-- start of LISTING --

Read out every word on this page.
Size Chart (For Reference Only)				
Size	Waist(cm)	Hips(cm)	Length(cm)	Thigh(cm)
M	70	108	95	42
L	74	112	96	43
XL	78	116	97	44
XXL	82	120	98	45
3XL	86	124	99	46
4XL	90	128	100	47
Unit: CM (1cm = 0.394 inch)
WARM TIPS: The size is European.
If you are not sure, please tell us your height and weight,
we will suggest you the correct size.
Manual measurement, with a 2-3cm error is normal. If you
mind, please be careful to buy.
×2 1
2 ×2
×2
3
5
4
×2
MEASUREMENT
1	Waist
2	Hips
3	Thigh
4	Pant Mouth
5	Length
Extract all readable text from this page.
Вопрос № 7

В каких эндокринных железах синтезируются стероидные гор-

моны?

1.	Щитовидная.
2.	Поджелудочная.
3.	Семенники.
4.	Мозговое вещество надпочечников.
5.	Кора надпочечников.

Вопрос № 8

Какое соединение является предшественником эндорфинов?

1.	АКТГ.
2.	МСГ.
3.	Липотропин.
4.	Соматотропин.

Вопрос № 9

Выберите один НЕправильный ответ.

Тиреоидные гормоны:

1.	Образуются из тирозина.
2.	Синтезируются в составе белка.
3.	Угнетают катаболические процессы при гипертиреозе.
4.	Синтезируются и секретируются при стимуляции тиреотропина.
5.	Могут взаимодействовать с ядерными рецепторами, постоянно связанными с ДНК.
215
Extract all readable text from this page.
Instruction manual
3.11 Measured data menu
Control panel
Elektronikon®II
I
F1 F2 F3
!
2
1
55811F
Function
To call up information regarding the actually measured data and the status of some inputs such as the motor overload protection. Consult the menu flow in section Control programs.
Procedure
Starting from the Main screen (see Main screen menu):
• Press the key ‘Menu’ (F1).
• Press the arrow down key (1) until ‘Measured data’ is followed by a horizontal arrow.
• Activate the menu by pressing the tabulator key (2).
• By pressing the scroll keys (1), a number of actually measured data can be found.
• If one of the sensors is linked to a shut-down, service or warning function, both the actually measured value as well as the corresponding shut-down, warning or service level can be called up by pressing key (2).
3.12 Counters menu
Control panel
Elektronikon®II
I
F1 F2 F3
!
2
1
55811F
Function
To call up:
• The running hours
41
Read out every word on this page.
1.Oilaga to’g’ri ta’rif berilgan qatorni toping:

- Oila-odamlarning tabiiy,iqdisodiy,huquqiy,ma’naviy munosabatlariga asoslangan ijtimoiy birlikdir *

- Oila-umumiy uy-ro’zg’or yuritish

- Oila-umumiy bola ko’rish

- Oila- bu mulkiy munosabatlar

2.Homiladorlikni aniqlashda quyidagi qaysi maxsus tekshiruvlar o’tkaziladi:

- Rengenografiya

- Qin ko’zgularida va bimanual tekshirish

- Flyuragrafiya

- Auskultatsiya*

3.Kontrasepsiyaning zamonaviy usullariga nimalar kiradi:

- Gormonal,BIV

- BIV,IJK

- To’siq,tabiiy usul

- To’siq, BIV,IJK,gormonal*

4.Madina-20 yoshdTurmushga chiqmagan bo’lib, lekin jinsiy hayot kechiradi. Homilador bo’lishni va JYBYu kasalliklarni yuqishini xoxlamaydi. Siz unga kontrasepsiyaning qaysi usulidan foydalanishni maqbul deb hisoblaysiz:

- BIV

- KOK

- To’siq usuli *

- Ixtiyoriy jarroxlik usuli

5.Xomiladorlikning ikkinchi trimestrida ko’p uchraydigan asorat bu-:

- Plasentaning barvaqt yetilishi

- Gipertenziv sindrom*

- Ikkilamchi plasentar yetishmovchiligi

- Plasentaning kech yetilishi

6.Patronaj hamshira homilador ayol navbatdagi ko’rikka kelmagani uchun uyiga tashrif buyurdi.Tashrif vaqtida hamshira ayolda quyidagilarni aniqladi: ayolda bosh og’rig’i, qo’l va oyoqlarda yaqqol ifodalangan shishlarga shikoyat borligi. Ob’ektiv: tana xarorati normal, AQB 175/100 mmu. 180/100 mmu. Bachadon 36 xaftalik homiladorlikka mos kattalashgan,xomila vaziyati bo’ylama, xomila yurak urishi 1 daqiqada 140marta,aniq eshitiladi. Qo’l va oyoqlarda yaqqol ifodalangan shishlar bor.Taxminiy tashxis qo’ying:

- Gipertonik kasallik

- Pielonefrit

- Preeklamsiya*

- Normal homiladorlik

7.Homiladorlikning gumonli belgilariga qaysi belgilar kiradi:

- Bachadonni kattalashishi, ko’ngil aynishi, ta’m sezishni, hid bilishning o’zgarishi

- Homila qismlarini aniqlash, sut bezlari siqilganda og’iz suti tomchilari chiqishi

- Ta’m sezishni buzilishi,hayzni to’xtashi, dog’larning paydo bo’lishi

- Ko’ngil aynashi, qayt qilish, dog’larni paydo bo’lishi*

-- end of LISTING --

Retype all of the material, keeping each line exact.

Read out every word on this page.
Size Chart (For Reference Only)				
Size	Waist(cm)	Hips(cm)	Length(cm)	Thigh(cm)
M	70	108	95	42
L	74	112	96	43
XL	78	116	97	44
XXL	82	120	98	45
3XL	86	124	99	46
4XL	90	128	100	47
Unit: CM (1cm = 0.394 inch)
WARM TIPS: The size is European.
If you are not sure, please tell us your height and weight,
we will suggest you the correct size.
Manual measurement, with a 2-3cm error is normal. If you
mind, please be careful to buy.
×2 1
2 ×2
×2
3
5
4
×2
MEASUREMENT
1	Waist
2	Hips
3	Thigh
4	Pant Mouth
5	Length
Extract all readable text from this page.
Вопрос № 7

В каких эндокринных железах синтезируются стероидные гор-

моны?

1.	Щитовидная.
2.	Поджелудочная.
3.	Семенники.
4.	Мозговое вещество надпочечников.
5.	Кора надпочечников.

Вопрос № 8

Какое соединение является предшественником эндорфинов?

1.	АКТГ.
2.	МСГ.
3.	Липотропин.
4.	Соматотропин.

Вопрос № 9

Выберите один НЕправильный ответ.

Тиреоидные гормоны:

1.	Образуются из тирозина.
2.	Синтезируются в составе белка.
3.	Угнетают катаболические процессы при гипертиреозе.
4.	Синтезируются и секретируются при стимуляции тиреотропина.
5.	Могут взаимодействовать с ядерными рецепторами, постоянно связанными с ДНК.
215
Extract all readable text from this page.
Instruction manual
3.11 Measured data menu
Control panel
Elektronikon®II
I
F1 F2 F3
!
2
1
55811F
Function
To call up information regarding the actually measured data and the status of some inputs such as the motor overload protection. Consult the menu flow in section Control programs.
Procedure
Starting from the Main screen (see Main screen menu):
• Press the key ‘Menu’ (F1).
• Press the arrow down key (1) until ‘Measured data’ is followed by a horizontal arrow.
• Activate the menu by pressing the tabulator key (2).
• By pressing the scroll keys (1), a number of actually measured data can be found.
• If one of the sensors is linked to a shut-down, service or warning function, both the actually measured value as well as the corresponding shut-down, warning or service level can be called up by pressing key (2).
3.12 Counters menu
Control panel
Elektronikon®II
I
F1 F2 F3
!
2
1
55811F
Function
To call up:
• The running hours
41
Read out every word on this page.
1.Oilaga to’g’ri ta’rif berilgan qatorni toping:

- Oila-odamlarning tabiiy,iqdisodiy,huquqiy,ma’naviy munosabatlariga asoslangan ijtimoiy birlikdir *

- Oila-umumiy uy-ro’zg’or yuritish

- Oila-umumiy bola ko’rish

- Oila- bu mulkiy munosabatlar

2.Homiladorlikni aniqlashda quyidagi qaysi maxsus tekshiruvlar o’tkaziladi:

- Rengenografiya

- Qin ko’zgularida va bimanual tekshirish

- Flyuragrafiya

- Auskultatsiya*

3.Kontrasepsiyaning zamonaviy usullariga nimalar kiradi:

- Gormonal,BIV

- BIV,IJK

- To’siq,tabiiy usul

- To’siq, BIV,IJK,gormonal*

4.Madina-20 yoshdTurmushga chiqmagan bo’lib, lekin jinsiy hayot kechiradi. Homilador bo’lishni va JYBYu kasalliklarni yuqishini xoxlamaydi. Siz unga kontrasepsiyaning qaysi usulidan foydalanishni maqbul deb hisoblaysiz:

- BIV

- KOK

- To’siq usuli *

- Ixtiyoriy jarroxlik usuli

5.Xomiladorlikning ikkinchi trimestrida ko’p uchraydigan asorat bu-:

- Plasentaning barvaqt yetilishi

- Gipertenziv sindrom*

- Ikkilamchi plasentar yetishmovchiligi

- Plasentaning kech yetilishi

6.Patronaj hamshira homilador ayol navbatdagi ko’rikka kelmagani uchun uyiga tashrif buyurdi.Tashrif vaqtida hamshira ayolda quyidagilarni aniqladi: ayolda bosh og’rig’i, qo’l va oyoqlarda yaqqol ifodalangan shishlarga shikoyat borligi. Ob’ektiv: tana xarorati normal, AQB 175/100 mmu. 180/100 mmu. Bachadon 36 xaftalik homiladorlikka mos kattalashgan,xomila vaziyati bo’ylama, xomila yurak urishi 1 daqiqada 140marta,aniq eshitiladi. Qo’l va oyoqlarda yaqqol ifodalangan shishlar bor.Taxminiy tashxis qo’ying:

- Gipertonik kasallik

- Pielonefrit

- Preeklamsiya*

- Normal homiladorlik

7.Homiladorlikning gumonli belgilariga qaysi belgilar kiradi:

- Bachadonni kattalashishi, ko’ngil aynishi, ta’m sezishni, hid bilishning o’zgarishi

- Homila qismlarini aniqlash, sut bezlari siqilganda og’iz suti tomchilari chiqishi

- Ta’m sezishni buzilishi,hayzni to’xtashi, dog’larning paydo bo’lishi

- Ko’ngil aynashi, qayt qilish, dog’larni paydo bo’lishi*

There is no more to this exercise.